PROBLEM STATEMENT: All records below must be retyped exactly.

--- Start of GIVEN ENTRIES ---

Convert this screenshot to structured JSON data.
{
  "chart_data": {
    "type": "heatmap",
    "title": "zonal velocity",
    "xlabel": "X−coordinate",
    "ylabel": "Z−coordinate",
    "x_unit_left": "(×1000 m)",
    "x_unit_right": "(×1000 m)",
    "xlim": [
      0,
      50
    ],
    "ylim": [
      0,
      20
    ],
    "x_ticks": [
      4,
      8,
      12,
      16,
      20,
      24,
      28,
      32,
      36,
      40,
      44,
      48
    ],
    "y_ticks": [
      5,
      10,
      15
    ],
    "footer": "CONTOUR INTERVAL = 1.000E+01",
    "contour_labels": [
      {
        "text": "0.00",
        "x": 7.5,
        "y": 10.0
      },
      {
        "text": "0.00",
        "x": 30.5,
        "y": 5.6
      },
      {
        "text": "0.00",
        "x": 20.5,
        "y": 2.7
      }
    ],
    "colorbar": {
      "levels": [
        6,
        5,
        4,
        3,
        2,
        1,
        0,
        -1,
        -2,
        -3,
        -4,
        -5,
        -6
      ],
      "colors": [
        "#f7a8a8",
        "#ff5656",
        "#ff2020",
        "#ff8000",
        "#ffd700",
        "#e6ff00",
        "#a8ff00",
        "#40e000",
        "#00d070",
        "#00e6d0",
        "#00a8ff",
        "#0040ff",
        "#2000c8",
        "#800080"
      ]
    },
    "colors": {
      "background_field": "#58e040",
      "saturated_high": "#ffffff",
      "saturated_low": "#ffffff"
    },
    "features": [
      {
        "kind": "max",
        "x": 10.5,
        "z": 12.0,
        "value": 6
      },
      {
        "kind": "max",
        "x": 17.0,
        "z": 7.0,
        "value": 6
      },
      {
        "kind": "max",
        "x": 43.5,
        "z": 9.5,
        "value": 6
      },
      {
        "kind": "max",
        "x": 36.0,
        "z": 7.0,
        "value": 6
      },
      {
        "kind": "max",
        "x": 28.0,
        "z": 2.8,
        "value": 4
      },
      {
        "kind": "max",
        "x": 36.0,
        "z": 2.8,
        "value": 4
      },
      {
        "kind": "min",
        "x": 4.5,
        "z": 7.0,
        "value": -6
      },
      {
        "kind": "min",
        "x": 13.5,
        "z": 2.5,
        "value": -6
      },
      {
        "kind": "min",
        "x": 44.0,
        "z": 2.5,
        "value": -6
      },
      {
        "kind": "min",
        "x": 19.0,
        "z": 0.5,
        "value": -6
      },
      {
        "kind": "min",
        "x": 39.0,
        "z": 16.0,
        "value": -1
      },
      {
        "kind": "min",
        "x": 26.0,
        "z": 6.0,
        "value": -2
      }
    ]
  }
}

--- End of GIVEN ENTRIES ---

ANSWER IN FULL:
Convert this screenshot to structured JSON data.
{
  "chart_data": {
    "type": "heatmap",
    "title": "zonal velocity",
    "xlabel": "X−coordinate",
    "ylabel": "Z−coordinate",
    "x_unit_left": "(×1000 m)",
    "x_unit_right": "(×1000 m)",
    "xlim": [
      0,
      50
    ],
    "ylim": [
      0,
      20
    ],
    "x_ticks": [
      4,
      8,
      12,
      16,
      20,
      24,
      28,
      32,
      36,
      40,
      44,
      48
    ],
    "y_ticks": [
      5,
      10,
      15
    ],
    "footer": "CONTOUR INTERVAL = 1.000E+01",
    "contour_labels": [
      {
        "text": "0.00",
        "x": 7.5,
        "y": 10.0
      },
      {
        "text": "0.00",
        "x": 30.5,
        "y": 5.6
      },
      {
        "text": "0.00",
        "x": 20.5,
        "y": 2.7
      }
    ],
    "colorbar": {
      "levels": [
        6,
        5,
        4,
        3,
        2,
        1,
        0,
        -1,
        -2,
        -3,
        -4,
        -5,
        -6
      ],
      "colors": [
        "#f7a8a8",
        "#ff5656",
        "#ff2020",
        "#ff8000",
        "#ffd700",
        "#e6ff00",
        "#a8ff00",
        "#40e000",
        "#00d070",
        "#00e6d0",
        "#00a8ff",
        "#0040ff",
        "#2000c8",
        "#800080"
      ]
    },
    "colors": {
      "background_field": "#58e040",
      "saturated_high": "#ffffff",
      "saturated_low": "#ffffff"
    },
    "features": [
      {
        "kind": "max",
        "x": 10.5,
        "z": 12.0,
        "value": 6
      },
      {
        "kind": "max",
        "x": 17.0,
        "z": 7.0,
        "value": 6
      },
      {
        "kind": "max",
        "x": 43.5,
        "z": 9.5,
        "value": 6
      },
      {
        "kind": "max",
        "x": 36.0,
        "z": 7.0,
        "value": 6
      },
      {
        "kind": "max",
        "x": 28.0,
        "z": 2.8,
        "value": 4
      },
      {
        "kind": "max",
        "x": 36.0,
        "z": 2.8,
        "value": 4
      },
      {
        "kind": "min",
        "x": 4.5,
        "z": 7.0,
        "value": -6
      },
      {
        "kind": "min",
        "x": 13.5,
        "z": 2.5,
        "value": -6
      },
      {
        "kind": "min",
        "x": 44.0,
        "z": 2.5,
        "value": -6
      },
      {
        "kind": "min",
        "x": 19.0,
        "z": 0.5,
        "value": -6
      },
      {
        "kind": "min",
        "x": 39.0,
        "z": 16.0,
        "value": -1
      },
      {
        "kind": "min",
        "x": 26.0,
        "z": 6.0,
        "value": -2
      }
    ]
  }
}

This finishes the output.